Work to be completed:
Reproduce, word for word, the full review passage below on the picture quality of the San Andreas Blu-ray.

Document section:
- - -
San Andreas was shot using Arri Alexa XT digital HD cameras and was post-converted into 3D for theatrical screenings. For this review, I am checking out the 2D, 2.35:1, 1080p Blu-ray release, though there is also a 3D Blu-ray available. Peyton and cinematographer Steve Yedlin try their best to make the digital footage appear like film by avoiding super-obvious grading techniques and using older anamorphic lenses. Details are crisp, textures are complex enough that the computer effects sequences always look a bit ‘off’ compared to their photographed counterparts (not the transfer’s problem, clearly), and gamma/contrast levels are quite dynamic. Grain is minor, but does kick up a bit during the darkest sequences, despite black levels being generally un-crushed. The purposefully limited outdoor colour palette is a bit odd, leading otherwise natural images of earth and water to look weirdly homogenized. However, interiors tend to be pretty eclectic and the desaturated exteriors do feature plenty poppy highlights (usually clothing). Colours are tight and consistent throughout. I notice no obvious compression effects or even significant haloes along the sharpest edges.
- - -
Dataset:

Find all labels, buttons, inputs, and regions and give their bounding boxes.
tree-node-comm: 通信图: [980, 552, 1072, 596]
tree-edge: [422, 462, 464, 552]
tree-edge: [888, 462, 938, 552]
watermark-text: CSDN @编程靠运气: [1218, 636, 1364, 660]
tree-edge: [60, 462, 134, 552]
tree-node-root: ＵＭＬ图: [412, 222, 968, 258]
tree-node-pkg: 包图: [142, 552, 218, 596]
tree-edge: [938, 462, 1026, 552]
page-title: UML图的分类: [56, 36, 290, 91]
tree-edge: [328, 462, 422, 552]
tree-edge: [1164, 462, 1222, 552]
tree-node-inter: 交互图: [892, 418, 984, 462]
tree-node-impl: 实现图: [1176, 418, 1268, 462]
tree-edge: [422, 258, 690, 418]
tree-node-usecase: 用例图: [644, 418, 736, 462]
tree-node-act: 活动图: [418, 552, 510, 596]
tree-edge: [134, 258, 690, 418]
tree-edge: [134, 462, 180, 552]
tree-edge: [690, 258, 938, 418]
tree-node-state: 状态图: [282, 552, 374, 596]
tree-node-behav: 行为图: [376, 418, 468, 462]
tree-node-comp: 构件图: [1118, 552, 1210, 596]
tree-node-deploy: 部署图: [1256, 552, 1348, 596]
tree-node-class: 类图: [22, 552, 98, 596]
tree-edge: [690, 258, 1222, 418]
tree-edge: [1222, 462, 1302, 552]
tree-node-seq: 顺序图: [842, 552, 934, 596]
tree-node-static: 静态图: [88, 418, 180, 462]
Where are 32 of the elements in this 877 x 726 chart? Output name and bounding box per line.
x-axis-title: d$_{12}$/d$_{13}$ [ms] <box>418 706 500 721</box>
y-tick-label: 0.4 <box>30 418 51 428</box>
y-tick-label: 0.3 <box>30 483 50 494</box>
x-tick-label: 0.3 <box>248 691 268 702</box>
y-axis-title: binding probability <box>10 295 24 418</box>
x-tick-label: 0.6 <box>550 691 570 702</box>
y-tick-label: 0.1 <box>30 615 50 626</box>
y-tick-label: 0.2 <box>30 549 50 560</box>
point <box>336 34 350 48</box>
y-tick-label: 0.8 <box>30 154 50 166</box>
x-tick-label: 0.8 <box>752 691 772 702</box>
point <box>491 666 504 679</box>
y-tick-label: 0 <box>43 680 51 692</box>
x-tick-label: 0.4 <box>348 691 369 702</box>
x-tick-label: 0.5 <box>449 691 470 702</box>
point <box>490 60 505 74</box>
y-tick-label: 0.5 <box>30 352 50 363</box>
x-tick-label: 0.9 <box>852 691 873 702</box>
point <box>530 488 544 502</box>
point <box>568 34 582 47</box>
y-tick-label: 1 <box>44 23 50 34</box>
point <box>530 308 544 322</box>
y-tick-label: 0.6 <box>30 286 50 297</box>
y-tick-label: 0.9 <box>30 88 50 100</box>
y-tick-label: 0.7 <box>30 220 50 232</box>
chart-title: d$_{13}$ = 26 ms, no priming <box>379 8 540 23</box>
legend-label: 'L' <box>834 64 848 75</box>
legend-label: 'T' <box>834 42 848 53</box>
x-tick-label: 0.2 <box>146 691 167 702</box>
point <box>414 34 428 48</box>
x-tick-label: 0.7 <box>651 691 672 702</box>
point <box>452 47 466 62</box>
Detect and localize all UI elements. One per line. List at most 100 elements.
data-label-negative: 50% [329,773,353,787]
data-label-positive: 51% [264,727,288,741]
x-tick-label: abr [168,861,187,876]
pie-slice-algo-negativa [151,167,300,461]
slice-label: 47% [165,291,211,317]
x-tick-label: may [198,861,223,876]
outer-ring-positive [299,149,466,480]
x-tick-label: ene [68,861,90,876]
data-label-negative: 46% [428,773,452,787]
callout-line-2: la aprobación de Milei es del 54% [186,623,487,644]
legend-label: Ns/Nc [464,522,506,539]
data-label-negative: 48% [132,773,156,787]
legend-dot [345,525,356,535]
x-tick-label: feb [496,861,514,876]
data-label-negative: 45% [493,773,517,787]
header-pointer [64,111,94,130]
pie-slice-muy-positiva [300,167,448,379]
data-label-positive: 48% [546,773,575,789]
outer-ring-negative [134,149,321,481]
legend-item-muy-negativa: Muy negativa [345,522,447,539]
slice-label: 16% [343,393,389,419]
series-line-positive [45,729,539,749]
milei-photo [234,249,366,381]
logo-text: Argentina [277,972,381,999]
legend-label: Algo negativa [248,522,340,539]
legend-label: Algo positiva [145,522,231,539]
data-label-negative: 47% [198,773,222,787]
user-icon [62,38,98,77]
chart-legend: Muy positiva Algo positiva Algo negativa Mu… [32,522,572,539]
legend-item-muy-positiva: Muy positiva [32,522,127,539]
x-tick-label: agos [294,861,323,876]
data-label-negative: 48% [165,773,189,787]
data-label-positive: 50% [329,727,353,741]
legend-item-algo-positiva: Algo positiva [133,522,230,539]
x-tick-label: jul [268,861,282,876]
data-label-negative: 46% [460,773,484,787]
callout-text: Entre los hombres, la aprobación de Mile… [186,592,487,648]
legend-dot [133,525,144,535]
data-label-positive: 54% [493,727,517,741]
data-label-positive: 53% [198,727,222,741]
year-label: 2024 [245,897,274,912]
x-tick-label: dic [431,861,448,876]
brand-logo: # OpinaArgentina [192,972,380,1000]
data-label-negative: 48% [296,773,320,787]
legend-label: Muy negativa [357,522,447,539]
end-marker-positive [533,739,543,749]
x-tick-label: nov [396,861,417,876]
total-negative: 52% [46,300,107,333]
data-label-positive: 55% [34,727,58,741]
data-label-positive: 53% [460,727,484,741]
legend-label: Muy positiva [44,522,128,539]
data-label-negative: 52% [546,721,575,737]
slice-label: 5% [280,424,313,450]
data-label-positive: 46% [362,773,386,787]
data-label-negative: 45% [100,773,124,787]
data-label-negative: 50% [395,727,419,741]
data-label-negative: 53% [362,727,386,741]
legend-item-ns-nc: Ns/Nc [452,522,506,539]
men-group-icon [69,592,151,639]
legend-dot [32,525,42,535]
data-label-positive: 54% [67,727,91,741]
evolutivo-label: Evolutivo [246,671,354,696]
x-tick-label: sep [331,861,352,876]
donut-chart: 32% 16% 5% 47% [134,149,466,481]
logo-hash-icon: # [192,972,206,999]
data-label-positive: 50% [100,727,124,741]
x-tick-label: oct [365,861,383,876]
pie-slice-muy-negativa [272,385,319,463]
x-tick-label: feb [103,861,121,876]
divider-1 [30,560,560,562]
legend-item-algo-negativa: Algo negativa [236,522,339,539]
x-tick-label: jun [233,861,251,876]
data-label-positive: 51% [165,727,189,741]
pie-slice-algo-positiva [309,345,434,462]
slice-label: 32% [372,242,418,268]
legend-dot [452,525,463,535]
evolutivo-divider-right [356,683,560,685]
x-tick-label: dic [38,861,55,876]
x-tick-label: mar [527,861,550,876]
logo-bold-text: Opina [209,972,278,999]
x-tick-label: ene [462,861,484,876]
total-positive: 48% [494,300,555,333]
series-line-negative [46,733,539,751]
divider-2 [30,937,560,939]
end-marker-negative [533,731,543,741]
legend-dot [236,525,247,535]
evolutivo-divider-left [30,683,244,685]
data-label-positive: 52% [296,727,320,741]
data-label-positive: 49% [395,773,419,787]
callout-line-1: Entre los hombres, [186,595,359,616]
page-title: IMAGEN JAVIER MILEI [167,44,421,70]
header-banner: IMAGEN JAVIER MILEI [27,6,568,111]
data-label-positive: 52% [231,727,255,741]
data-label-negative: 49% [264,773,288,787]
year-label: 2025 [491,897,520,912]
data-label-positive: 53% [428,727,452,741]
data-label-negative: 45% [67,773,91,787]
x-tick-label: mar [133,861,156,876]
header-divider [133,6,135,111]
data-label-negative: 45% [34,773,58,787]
- - -
Task output:
San Andreas was shot using Arri Alexa XT digital HD cameras and was post-converted into 3D for theatrical screenings. For this review, I am checking out the 2D, 2.35:1, 1080p Blu-ray release, though there is also a 3D Blu-ray available. Peyton and cinematographer Steve Yedlin try their best to make the digital footage appear like film by avoiding super-obvious grading techniques and using older anamorphic lenses. Details are crisp, textures are complex enough that the computer effects sequences always look a bit ‘off’ compared to their photographed counterparts (not the transfer’s problem, clearly), and gamma/contrast levels are quite dynamic. Grain is minor, but does kick up a bit during the darkest sequences, despite black levels being generally un-crushed. The purposefully limited outdoor colour palette is a bit odd, leading otherwise natural images of earth and water to look weirdly homogenized. However, interiors tend to be pretty eclectic and the desaturated exteriors do feature plenty poppy highlights (usually clothing). Colours are tight and consistent throughout. I notice no obvious compression effects or even significant haloes along the sharpest edges.